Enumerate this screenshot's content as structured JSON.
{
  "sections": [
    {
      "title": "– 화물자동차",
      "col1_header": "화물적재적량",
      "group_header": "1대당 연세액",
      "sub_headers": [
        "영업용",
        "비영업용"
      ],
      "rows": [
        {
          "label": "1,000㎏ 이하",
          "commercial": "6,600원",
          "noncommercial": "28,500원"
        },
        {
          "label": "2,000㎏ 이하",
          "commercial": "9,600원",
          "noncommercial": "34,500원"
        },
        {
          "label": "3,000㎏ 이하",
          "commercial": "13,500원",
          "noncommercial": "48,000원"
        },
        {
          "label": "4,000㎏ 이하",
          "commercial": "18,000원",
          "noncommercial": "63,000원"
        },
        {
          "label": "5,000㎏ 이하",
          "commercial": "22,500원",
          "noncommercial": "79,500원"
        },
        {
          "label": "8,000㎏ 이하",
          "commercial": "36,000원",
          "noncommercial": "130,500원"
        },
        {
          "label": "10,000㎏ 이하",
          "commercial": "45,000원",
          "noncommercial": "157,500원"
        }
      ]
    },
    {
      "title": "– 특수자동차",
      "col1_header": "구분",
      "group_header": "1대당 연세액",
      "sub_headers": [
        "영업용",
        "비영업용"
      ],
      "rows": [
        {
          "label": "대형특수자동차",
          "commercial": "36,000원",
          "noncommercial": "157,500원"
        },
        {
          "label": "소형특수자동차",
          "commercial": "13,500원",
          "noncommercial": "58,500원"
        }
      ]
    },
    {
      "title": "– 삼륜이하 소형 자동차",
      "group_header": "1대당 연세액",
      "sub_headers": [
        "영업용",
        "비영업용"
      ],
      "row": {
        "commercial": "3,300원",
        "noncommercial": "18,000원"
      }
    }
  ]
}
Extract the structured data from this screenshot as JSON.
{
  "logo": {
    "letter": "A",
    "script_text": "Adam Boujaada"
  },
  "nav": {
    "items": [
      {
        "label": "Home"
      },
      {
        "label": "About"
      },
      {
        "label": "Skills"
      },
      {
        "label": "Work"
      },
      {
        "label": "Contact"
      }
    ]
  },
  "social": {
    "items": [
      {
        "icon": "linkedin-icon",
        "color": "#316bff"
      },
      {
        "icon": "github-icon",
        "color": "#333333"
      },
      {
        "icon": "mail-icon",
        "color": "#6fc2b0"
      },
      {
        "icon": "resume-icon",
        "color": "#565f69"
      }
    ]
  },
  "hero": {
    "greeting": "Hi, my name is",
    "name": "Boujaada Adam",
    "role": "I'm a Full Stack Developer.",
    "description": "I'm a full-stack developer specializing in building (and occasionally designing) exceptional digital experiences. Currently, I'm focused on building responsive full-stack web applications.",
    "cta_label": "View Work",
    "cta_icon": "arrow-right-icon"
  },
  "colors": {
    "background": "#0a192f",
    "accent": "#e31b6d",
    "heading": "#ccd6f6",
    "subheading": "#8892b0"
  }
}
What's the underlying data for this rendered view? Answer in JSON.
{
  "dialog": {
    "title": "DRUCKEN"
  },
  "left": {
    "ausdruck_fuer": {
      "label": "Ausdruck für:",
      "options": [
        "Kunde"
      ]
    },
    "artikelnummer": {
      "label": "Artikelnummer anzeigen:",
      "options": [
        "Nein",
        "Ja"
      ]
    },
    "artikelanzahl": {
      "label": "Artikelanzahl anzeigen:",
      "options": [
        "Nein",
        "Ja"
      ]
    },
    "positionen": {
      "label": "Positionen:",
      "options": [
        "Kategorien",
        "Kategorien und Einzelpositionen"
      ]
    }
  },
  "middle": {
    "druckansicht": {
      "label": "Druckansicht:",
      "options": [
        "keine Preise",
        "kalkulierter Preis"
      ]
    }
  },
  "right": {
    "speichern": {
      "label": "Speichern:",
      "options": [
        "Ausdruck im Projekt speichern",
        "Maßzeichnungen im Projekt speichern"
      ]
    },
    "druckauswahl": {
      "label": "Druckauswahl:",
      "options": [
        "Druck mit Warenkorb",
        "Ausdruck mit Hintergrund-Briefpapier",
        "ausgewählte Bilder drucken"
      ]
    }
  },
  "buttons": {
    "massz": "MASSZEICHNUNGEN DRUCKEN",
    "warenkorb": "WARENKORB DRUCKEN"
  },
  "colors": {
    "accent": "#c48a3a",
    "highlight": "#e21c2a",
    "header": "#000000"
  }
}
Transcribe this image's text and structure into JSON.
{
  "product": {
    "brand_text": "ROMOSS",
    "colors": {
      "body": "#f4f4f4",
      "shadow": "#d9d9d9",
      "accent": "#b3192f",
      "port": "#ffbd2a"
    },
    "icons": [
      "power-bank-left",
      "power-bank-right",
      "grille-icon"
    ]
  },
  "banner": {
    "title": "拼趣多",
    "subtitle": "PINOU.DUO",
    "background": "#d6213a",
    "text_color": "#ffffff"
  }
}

> _Task goal_:
Pull out all lines of the data with the string "screenshot".

> _Expected answer_:
Enumerate this screenshot's content as structured JSON.
Extract the structured data from this screenshot as JSON.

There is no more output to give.